## Exercise:
Check the entries below for lines with "panel"; report only how many there are.

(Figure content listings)
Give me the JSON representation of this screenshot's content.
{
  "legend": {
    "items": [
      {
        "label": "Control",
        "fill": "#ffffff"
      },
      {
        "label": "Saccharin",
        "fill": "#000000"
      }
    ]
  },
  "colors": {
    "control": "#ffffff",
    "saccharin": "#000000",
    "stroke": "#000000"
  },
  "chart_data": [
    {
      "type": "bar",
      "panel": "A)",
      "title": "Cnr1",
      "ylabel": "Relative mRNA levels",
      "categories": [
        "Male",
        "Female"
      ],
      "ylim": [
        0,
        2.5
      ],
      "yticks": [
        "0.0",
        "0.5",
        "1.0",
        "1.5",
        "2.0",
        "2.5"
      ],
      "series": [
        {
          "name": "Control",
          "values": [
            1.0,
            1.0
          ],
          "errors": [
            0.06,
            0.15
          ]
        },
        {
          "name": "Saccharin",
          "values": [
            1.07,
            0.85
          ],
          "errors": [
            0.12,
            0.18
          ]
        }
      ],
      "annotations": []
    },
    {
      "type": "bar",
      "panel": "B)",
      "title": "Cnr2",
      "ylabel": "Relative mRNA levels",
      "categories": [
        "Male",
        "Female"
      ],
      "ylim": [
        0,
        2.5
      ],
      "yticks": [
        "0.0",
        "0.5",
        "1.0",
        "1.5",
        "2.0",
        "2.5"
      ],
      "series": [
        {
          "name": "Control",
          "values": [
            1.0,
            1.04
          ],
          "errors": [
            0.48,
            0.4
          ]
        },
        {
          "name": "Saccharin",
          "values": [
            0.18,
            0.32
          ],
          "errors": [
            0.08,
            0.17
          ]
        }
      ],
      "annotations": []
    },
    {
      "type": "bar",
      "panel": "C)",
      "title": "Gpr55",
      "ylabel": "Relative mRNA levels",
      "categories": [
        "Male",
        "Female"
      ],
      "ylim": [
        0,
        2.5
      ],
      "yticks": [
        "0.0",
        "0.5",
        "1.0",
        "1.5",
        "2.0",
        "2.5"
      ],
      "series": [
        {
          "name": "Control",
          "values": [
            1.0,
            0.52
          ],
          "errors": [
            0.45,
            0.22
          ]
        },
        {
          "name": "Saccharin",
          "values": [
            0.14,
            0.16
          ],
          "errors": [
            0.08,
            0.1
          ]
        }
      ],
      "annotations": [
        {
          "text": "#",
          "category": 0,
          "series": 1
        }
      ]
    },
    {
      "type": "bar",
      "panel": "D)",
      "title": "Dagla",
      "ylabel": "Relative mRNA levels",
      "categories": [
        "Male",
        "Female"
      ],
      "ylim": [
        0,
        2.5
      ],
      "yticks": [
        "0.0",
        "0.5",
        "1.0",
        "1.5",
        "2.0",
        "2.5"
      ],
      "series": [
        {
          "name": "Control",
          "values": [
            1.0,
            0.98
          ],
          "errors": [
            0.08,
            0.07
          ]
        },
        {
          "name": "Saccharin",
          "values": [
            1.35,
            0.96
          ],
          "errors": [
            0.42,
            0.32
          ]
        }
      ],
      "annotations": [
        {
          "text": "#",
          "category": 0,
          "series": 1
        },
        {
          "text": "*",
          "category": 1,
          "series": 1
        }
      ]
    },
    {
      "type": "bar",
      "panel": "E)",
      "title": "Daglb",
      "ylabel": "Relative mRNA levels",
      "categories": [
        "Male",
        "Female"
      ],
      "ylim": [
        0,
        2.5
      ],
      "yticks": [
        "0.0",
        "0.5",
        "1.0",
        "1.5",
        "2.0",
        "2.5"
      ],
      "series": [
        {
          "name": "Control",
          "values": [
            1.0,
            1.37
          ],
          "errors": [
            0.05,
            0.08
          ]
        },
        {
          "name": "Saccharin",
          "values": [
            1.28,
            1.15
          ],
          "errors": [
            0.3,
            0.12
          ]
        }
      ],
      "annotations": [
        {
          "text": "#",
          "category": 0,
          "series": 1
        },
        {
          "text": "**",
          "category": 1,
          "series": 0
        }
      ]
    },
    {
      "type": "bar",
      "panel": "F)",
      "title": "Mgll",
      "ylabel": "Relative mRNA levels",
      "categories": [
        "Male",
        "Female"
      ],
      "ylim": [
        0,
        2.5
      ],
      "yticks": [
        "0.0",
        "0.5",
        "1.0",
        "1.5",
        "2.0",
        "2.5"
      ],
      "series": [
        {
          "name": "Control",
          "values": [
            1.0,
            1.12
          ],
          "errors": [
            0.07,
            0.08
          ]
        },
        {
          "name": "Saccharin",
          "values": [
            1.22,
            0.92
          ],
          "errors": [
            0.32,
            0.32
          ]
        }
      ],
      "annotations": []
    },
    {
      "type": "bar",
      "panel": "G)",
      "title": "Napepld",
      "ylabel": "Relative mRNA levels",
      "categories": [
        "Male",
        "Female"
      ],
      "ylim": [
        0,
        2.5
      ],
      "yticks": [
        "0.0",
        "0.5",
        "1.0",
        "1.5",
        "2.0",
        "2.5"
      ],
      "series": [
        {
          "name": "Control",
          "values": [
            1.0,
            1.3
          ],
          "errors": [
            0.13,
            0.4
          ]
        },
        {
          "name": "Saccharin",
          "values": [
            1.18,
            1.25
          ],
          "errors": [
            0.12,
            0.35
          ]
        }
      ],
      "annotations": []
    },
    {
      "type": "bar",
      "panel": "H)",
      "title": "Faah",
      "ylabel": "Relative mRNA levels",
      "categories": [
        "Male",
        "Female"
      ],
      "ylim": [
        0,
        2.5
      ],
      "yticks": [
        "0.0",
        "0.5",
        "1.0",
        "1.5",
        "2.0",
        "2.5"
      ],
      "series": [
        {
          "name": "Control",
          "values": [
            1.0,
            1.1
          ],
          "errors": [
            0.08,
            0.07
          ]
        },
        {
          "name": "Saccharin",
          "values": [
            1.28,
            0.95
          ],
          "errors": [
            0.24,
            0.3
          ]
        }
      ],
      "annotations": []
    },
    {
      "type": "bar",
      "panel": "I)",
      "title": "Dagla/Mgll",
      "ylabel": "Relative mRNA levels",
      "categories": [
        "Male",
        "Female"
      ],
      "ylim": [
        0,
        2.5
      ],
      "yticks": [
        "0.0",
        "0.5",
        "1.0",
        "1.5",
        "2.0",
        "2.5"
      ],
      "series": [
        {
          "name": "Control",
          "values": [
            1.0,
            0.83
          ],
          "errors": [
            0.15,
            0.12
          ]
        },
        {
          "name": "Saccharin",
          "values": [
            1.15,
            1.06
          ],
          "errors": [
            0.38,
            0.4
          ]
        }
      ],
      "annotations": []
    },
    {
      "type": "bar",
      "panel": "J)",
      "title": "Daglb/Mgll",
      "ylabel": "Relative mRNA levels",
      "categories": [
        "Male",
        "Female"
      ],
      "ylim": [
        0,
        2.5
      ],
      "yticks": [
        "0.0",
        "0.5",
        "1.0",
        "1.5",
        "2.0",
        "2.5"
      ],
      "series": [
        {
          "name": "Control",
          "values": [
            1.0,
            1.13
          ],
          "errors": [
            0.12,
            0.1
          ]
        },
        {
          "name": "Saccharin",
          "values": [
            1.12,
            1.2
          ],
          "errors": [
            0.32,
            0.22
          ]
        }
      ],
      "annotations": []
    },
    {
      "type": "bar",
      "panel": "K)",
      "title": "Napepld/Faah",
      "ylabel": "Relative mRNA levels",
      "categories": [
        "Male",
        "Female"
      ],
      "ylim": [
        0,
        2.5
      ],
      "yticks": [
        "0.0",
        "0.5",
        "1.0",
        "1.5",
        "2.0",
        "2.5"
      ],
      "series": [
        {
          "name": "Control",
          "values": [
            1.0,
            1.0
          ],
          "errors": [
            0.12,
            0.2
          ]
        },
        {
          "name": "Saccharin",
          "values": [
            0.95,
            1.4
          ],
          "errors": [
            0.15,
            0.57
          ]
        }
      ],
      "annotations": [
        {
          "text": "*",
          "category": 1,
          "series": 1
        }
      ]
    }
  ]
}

## Solution for this task:
11